Look through the material and copy each line holding "document".

Records contained in a dataset
════════

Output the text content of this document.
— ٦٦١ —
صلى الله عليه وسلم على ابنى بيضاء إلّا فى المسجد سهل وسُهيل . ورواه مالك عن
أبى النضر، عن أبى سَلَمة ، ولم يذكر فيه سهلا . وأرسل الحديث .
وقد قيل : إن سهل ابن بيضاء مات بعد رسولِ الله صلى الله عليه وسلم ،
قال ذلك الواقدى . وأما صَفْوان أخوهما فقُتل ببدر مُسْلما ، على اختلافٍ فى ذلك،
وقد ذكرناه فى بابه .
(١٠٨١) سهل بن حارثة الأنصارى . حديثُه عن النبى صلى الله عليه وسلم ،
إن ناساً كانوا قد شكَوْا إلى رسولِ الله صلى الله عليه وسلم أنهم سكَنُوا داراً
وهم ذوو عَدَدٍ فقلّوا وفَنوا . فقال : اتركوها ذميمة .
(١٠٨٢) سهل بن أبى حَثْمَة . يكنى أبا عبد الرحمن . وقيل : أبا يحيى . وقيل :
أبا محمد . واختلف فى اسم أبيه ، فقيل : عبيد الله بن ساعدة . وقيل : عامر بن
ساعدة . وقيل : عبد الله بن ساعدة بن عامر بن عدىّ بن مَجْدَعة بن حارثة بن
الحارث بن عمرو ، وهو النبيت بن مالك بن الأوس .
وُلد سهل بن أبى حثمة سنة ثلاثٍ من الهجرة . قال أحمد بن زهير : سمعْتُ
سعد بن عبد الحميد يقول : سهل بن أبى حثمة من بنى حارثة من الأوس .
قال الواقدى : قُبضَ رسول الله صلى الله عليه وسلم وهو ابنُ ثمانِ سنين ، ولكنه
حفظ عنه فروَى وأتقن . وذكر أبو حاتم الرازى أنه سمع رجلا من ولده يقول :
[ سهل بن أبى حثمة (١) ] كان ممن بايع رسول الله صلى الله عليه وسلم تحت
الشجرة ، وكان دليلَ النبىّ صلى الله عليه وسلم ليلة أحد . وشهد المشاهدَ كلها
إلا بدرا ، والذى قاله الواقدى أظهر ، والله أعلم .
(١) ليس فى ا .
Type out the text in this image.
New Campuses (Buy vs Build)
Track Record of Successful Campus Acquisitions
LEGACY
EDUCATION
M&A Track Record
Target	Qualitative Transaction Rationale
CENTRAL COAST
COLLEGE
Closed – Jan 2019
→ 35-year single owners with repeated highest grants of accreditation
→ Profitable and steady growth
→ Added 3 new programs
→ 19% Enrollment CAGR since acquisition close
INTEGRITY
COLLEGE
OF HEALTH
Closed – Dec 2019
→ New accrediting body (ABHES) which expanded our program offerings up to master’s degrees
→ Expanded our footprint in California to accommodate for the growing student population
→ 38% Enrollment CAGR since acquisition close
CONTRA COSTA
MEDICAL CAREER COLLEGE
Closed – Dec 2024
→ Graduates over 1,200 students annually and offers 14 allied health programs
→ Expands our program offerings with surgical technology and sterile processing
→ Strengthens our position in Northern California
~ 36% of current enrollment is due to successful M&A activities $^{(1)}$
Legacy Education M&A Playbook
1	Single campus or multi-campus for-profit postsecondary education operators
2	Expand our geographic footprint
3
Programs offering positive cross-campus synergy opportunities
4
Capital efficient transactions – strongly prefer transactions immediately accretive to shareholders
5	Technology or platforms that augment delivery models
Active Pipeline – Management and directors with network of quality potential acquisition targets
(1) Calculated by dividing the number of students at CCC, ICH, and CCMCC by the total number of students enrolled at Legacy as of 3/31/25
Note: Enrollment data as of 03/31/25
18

════════

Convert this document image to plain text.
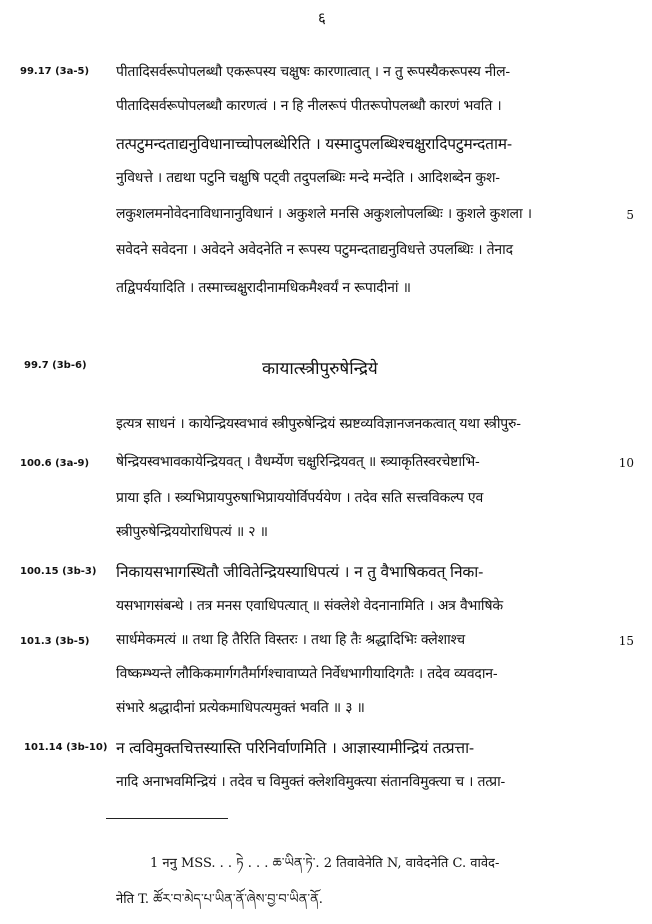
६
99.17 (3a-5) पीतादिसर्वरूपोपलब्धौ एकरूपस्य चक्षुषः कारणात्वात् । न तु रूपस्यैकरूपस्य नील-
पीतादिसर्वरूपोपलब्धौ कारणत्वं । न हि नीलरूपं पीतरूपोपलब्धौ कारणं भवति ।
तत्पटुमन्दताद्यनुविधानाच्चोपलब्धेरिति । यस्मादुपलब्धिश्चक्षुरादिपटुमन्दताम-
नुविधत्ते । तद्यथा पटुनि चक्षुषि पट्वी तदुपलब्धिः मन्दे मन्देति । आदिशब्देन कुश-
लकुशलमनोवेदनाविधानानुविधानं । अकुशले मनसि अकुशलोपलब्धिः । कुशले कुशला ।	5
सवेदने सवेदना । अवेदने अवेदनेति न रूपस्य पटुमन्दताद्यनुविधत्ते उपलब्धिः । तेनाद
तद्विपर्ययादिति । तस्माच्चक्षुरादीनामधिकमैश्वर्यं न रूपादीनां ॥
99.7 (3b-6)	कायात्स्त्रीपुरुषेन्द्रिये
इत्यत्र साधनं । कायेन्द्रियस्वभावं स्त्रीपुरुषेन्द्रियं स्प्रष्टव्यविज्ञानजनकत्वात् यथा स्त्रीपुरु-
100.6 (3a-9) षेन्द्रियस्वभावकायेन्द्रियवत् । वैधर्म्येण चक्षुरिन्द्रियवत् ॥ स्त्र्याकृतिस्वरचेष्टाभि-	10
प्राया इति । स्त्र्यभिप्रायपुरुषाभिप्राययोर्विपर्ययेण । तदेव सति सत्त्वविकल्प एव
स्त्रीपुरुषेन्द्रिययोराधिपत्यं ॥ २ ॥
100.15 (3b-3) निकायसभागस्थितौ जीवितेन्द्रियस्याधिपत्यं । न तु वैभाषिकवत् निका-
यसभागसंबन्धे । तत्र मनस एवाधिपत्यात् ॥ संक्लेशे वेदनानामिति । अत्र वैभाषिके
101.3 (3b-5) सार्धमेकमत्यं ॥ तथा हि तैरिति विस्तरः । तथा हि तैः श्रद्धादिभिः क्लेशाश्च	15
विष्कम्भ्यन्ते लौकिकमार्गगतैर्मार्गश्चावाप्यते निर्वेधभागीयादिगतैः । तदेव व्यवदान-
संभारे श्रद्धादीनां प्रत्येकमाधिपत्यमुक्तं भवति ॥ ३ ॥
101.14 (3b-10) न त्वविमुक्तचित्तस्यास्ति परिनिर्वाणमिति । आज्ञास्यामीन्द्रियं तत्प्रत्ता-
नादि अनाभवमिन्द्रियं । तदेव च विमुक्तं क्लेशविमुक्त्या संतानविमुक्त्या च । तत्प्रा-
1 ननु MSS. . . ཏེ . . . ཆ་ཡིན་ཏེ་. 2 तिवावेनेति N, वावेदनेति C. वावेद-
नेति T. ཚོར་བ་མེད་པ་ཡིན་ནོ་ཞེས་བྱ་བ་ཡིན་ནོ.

════════

▶ _Exercise answer_
Output the text content of this document.
Convert this document image to plain text.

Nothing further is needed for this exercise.